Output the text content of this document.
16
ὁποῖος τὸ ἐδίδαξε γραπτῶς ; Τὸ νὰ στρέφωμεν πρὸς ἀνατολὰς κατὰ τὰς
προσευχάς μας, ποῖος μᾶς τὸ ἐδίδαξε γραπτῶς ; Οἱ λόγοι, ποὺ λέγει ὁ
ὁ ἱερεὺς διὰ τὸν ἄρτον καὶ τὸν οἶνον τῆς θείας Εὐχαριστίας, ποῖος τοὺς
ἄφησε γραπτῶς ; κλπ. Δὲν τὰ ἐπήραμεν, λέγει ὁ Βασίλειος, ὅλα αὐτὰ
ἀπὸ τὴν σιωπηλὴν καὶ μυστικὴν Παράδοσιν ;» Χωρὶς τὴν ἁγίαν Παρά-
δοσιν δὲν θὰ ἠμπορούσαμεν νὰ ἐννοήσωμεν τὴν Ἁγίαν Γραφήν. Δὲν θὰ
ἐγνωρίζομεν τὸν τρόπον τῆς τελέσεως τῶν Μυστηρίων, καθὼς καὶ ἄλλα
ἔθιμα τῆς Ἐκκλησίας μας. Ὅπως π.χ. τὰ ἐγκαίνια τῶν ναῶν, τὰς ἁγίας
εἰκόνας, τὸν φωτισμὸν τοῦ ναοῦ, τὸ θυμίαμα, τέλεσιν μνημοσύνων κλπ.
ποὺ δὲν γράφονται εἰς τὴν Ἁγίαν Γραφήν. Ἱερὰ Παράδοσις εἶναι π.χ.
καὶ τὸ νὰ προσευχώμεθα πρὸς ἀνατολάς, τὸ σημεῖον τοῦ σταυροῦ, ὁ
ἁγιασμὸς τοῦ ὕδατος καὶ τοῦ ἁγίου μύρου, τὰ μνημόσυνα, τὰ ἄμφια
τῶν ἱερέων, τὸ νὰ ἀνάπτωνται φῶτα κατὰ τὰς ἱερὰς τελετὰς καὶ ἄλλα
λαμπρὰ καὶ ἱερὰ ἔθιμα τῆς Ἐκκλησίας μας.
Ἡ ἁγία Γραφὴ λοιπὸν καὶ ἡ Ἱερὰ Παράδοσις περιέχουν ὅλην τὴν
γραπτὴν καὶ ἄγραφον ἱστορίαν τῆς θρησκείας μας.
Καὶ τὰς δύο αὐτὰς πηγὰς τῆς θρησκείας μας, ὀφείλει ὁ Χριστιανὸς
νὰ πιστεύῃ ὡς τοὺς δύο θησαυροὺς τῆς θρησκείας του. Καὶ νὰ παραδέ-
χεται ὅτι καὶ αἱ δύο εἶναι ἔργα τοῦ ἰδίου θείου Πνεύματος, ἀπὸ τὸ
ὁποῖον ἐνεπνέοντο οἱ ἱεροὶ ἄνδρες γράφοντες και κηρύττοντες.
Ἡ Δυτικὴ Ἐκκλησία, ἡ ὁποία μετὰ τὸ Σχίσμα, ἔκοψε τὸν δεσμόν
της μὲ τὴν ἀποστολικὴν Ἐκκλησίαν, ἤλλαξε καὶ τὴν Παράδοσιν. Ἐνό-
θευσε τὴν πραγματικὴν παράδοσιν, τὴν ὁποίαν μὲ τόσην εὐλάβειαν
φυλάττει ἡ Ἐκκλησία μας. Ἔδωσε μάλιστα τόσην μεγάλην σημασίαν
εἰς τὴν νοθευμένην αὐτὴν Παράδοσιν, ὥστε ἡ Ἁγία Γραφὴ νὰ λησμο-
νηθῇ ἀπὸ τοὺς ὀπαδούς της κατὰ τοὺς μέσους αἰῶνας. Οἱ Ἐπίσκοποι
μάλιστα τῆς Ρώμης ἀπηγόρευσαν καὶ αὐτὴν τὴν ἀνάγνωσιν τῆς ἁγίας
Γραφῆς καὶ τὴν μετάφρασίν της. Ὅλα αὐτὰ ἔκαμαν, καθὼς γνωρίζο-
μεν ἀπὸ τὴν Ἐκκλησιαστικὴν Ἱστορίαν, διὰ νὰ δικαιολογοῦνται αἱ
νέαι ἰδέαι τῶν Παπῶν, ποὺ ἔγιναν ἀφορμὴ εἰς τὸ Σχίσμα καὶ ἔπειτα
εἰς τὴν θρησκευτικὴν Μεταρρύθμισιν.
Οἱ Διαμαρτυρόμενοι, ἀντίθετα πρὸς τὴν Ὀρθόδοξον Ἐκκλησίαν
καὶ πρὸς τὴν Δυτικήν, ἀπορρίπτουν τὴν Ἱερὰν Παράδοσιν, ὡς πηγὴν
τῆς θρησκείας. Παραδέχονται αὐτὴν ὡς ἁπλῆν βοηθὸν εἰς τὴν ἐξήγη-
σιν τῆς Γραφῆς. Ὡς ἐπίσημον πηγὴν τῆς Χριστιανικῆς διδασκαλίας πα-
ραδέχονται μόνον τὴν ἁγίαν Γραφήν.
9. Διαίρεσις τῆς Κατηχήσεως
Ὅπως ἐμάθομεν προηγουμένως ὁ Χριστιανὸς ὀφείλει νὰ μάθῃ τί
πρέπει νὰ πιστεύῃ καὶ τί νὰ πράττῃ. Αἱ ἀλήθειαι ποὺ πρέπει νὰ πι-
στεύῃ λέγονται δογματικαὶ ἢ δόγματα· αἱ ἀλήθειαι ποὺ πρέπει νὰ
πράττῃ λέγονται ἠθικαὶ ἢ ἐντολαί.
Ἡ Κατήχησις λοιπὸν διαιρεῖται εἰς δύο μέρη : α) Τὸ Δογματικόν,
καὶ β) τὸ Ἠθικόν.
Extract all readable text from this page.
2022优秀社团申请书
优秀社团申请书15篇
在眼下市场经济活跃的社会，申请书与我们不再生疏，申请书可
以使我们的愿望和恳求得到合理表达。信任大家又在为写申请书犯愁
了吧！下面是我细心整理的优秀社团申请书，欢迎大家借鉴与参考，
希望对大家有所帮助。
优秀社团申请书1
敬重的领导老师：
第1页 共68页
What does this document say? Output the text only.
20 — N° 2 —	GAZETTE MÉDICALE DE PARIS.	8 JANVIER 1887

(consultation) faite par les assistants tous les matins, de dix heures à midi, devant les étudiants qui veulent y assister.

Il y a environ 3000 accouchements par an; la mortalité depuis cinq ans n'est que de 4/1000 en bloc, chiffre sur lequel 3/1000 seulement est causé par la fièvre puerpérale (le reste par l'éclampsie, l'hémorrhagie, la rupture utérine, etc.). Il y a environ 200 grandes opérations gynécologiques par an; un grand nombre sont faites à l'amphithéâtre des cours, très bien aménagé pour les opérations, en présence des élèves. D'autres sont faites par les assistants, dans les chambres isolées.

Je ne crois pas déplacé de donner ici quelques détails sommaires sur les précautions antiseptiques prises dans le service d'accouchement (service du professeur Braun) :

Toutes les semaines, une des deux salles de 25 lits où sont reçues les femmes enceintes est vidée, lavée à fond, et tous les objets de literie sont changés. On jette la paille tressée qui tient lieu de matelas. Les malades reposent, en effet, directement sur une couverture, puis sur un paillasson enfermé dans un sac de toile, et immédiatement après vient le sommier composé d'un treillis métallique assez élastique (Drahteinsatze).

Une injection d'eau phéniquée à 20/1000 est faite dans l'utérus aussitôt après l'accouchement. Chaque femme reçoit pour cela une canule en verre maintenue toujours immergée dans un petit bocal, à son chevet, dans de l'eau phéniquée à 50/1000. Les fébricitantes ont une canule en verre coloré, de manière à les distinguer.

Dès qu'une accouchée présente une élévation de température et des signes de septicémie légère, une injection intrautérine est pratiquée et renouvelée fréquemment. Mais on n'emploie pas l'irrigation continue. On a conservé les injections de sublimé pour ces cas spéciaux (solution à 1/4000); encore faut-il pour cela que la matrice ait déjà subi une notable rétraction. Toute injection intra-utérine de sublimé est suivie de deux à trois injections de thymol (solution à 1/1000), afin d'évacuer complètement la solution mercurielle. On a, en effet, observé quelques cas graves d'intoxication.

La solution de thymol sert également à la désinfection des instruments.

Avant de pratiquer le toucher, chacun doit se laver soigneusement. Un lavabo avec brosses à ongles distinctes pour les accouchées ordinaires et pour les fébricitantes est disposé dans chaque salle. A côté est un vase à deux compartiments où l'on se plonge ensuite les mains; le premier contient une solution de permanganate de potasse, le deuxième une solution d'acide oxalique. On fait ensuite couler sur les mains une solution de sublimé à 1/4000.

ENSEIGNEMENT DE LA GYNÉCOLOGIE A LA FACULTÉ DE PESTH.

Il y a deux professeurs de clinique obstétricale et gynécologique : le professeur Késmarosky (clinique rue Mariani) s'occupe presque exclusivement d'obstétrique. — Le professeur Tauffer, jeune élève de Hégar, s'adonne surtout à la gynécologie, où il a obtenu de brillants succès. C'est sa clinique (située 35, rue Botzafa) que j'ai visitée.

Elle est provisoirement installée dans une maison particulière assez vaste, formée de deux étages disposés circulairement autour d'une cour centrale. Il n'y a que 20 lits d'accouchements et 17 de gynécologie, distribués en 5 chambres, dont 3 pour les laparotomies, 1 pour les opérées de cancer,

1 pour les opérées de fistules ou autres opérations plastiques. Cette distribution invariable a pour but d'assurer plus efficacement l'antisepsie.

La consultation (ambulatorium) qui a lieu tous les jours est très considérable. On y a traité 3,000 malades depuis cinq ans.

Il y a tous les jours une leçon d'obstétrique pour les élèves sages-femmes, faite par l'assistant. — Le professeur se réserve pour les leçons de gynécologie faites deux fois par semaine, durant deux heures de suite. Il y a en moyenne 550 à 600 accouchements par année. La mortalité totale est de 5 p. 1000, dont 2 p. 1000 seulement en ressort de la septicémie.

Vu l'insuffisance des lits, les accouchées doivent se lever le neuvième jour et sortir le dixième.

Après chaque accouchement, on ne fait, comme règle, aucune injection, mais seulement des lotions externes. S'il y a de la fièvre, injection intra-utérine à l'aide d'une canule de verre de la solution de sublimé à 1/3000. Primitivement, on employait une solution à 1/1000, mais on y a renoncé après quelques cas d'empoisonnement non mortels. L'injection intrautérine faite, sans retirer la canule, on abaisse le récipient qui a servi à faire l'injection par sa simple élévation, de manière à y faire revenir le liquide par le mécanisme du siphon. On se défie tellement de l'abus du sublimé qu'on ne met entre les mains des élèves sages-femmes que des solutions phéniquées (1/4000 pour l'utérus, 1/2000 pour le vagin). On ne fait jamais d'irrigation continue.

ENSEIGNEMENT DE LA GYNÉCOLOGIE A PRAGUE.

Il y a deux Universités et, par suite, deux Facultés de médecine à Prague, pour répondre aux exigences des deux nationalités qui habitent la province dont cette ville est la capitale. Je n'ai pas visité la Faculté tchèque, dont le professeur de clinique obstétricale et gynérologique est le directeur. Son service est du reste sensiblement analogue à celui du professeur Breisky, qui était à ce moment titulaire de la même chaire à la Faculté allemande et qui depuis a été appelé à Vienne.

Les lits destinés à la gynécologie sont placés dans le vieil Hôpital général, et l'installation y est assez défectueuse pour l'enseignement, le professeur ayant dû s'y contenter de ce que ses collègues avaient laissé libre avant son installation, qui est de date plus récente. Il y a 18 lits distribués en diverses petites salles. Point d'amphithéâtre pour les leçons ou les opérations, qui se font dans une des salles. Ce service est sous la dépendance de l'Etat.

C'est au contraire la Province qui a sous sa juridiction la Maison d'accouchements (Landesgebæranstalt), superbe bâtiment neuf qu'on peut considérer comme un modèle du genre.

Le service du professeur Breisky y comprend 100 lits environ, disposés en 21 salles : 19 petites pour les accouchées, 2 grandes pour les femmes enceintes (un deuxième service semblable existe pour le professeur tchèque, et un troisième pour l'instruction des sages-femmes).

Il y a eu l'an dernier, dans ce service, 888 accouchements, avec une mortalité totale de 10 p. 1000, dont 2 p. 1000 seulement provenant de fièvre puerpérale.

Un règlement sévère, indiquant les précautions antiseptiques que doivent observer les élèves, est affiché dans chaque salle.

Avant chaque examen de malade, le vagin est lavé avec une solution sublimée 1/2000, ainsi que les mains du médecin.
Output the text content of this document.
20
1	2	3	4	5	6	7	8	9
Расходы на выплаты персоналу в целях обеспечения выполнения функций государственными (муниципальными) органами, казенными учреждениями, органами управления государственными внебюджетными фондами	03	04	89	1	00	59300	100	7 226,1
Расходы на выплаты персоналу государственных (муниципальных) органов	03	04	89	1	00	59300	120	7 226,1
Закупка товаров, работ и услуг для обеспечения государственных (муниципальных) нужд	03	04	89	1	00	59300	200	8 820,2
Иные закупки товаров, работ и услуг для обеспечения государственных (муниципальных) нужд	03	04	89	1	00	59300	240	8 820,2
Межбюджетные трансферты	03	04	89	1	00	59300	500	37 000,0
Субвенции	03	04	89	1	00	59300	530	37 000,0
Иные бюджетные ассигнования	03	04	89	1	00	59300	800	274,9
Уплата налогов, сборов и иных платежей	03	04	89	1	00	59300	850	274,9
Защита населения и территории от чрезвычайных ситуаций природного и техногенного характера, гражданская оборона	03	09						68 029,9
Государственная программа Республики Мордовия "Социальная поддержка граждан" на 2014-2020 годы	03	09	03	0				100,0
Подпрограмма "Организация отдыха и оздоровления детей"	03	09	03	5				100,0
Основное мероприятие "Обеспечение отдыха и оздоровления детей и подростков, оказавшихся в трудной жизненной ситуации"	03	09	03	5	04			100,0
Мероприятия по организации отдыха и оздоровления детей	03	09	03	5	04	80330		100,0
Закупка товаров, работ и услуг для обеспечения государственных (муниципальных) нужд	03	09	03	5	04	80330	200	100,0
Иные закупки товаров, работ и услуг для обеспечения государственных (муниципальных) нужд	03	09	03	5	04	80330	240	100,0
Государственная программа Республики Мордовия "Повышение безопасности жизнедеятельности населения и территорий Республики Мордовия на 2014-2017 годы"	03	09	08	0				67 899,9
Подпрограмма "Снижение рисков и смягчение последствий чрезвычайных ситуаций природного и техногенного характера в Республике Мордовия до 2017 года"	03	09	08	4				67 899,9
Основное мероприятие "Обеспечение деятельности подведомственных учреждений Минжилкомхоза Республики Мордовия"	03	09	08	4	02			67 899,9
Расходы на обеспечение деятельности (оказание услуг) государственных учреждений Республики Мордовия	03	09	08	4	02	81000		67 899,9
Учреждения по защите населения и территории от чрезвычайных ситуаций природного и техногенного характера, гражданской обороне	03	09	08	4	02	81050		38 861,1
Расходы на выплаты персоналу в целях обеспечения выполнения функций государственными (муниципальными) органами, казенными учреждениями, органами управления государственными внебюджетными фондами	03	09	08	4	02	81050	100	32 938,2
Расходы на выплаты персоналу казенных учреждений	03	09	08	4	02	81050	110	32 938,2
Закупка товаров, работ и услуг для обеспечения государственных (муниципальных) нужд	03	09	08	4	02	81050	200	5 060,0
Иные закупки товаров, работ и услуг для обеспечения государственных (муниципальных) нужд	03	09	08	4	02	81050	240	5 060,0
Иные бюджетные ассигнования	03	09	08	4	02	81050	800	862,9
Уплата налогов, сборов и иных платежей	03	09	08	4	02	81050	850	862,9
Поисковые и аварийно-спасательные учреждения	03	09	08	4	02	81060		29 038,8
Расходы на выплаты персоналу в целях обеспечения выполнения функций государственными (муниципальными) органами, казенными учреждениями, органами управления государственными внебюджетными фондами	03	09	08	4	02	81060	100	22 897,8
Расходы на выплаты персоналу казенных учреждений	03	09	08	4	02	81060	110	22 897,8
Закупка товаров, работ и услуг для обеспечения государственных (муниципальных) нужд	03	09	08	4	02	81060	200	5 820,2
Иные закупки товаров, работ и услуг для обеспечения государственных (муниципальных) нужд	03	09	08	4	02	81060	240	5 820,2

_ _ _ _

Aim of the task:
In the records above, find each line with the word "Ἐκκλησίας" and copy it.

Solution to this exercise:
ἔθιμα τῆς Ἐκκλησίας μας. Ὅπως π.χ. τὰ ἐγκαίνια τῶν ναῶν, τὰς ἁγίας
λαμπρὰ καὶ ἱερὰ ἔθιμα τῆς Ἐκκλησίας μας.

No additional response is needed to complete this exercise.